Copy out the whole listing exactly as written, leaving the pictures behind.

MATERIAL TO PROCESS:
□ □ □ □ □ □ □
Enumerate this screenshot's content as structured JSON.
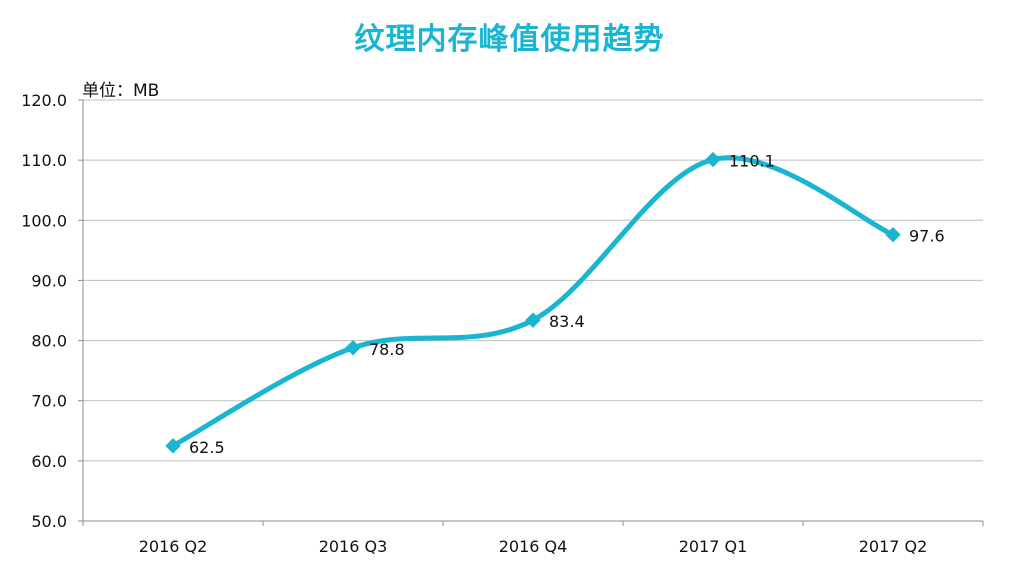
{
  "chart_data": {
    "type": "line",
    "title": "纹理内存峰值使用趋势",
    "unit_label": "单位：MB",
    "xlabel": "",
    "ylabel": "",
    "categories": [
      "2016 Q2",
      "2016 Q3",
      "2016 Q4",
      "2017 Q1",
      "2017 Q2"
    ],
    "series": [
      {
        "values": [
          62.5,
          78.8,
          83.4,
          110.1,
          97.6
        ],
        "color": "#1ab5d1"
      }
    ],
    "ylim": [
      50,
      120
    ],
    "y_ticks": [
      "50.0",
      "60.0",
      "70.0",
      "80.0",
      "90.0",
      "100.0",
      "110.0",
      "120.0"
    ],
    "data_labels": [
      "62.5",
      "78.8",
      "83.4",
      "110.1",
      "97.6"
    ],
    "grid": true,
    "smooth": true,
    "legend": "none"
  }
}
□ □ □ □ □ □ □
CORRECT RESPONSE:
Enumerate this screenshot's content as structured JSON.
{
  "chart_data": {
    "type": "line",
    "title": "纹理内存峰值使用趋势",
    "unit_label": "单位：MB",
    "xlabel": "",
    "ylabel": "",
    "categories": [
      "2016 Q2",
      "2016 Q3",
      "2016 Q4",
      "2017 Q1",
      "2017 Q2"
    ],
    "series": [
      {
        "values": [
          62.5,
          78.8,
          83.4,
          110.1,
          97.6
        ],
        "color": "#1ab5d1"
      }
    ],
    "ylim": [
      50,
      120
    ],
    "y_ticks": [
      "50.0",
      "60.0",
      "70.0",
      "80.0",
      "90.0",
      "100.0",
      "110.0",
      "120.0"
    ],
    "data_labels": [
      "62.5",
      "78.8",
      "83.4",
      "110.1",
      "97.6"
    ],
    "grid": true,
    "smooth": true,
    "legend": "none"
  }
}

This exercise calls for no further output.